Locate each line containing the string "Hydrated" and copy it out.

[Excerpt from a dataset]
— Begin —
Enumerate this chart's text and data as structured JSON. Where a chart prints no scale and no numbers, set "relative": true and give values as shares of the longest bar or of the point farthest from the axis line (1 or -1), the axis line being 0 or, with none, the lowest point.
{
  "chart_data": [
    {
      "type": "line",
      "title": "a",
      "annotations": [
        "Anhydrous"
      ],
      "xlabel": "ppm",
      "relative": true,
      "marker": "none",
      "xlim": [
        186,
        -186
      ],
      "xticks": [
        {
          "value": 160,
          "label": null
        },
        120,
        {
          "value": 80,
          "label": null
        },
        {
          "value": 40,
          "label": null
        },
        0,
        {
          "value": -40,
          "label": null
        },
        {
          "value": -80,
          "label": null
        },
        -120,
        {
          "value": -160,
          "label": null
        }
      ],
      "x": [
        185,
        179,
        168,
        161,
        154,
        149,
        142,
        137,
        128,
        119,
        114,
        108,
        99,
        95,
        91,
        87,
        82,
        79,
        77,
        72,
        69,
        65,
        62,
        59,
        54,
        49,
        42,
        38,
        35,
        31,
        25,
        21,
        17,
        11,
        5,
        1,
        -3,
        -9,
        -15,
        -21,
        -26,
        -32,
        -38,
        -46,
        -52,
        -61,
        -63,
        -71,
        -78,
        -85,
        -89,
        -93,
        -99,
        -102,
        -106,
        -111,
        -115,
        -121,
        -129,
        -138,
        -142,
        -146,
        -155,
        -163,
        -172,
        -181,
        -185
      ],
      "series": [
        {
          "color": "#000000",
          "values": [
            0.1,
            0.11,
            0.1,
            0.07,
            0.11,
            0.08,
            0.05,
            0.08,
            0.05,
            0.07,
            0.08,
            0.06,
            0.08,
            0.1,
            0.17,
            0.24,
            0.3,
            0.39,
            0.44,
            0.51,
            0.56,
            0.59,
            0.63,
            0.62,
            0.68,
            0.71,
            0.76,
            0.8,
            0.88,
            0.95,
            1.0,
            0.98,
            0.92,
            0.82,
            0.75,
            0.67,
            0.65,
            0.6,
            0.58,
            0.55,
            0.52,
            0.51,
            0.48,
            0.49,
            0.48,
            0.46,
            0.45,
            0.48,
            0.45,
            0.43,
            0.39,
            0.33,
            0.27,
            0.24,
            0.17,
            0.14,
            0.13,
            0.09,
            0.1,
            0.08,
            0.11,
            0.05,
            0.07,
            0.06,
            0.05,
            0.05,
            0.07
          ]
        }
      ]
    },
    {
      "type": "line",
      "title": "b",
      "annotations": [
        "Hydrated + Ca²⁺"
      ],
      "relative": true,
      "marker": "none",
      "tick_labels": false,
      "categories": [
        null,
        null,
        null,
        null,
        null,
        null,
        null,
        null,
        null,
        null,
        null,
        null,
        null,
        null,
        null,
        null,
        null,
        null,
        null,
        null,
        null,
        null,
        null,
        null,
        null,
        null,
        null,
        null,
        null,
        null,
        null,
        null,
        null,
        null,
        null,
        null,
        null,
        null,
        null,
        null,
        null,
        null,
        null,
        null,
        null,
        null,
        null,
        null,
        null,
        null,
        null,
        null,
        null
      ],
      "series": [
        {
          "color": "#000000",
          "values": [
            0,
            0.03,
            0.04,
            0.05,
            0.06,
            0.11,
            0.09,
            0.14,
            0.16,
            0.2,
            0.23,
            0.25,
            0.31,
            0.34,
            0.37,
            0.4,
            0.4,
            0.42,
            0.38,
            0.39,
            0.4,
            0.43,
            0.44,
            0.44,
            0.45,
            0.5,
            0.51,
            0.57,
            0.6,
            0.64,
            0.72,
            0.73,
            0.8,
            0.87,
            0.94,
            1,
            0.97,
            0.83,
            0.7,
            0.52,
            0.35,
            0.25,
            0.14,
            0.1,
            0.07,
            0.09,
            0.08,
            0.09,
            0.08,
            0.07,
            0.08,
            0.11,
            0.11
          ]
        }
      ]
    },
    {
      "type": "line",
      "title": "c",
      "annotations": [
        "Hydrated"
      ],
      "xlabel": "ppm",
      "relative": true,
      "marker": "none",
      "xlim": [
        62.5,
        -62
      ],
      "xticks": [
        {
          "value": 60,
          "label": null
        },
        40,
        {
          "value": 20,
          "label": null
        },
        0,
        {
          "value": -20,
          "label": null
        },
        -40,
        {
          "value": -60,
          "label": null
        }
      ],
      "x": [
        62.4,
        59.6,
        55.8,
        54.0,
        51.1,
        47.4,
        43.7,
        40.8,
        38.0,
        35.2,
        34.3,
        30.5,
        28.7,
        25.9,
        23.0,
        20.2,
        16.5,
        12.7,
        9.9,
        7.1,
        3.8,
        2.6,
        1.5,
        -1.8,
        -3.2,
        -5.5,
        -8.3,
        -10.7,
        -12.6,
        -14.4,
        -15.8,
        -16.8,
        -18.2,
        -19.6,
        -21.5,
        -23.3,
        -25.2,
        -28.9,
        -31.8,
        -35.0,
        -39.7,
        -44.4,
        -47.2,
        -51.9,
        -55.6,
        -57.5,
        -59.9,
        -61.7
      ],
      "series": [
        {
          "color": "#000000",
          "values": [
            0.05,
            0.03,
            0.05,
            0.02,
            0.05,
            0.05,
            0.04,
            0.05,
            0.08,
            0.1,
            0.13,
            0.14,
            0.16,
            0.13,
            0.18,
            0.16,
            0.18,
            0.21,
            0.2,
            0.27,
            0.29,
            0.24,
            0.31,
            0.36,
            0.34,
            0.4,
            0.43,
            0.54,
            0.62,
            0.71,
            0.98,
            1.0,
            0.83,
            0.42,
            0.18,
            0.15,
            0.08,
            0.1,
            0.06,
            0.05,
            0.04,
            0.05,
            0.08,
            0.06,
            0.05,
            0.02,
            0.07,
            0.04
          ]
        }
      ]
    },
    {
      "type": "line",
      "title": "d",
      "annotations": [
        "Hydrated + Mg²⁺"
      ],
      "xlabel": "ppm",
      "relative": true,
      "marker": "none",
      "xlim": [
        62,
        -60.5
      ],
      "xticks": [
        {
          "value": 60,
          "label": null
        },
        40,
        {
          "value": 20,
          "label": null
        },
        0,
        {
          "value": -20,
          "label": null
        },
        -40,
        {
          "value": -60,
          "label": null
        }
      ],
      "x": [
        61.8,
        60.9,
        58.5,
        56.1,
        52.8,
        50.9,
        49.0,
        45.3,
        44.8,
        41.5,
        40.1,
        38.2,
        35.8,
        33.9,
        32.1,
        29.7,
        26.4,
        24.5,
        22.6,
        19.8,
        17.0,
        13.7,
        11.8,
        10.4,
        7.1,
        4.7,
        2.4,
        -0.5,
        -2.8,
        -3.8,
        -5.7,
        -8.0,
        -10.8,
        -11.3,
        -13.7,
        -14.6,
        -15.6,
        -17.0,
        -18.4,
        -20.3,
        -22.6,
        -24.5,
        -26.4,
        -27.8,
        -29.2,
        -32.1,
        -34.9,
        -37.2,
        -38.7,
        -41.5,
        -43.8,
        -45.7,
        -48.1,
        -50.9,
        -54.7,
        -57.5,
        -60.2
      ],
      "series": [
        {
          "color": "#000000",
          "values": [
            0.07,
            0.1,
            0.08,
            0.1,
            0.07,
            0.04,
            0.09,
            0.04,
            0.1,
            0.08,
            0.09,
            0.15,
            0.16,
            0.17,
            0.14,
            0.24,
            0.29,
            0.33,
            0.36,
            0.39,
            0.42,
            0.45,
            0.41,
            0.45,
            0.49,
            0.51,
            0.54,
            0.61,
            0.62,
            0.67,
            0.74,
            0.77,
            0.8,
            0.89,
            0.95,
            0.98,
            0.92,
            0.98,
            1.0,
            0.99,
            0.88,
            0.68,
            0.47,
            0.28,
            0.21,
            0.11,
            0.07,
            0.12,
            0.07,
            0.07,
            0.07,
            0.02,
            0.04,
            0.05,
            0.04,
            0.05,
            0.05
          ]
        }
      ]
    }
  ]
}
— End —
• **Full output**:
        "Hydrated + Ca²⁺"
        "Hydrated"
        "Hydrated + Mg²⁺"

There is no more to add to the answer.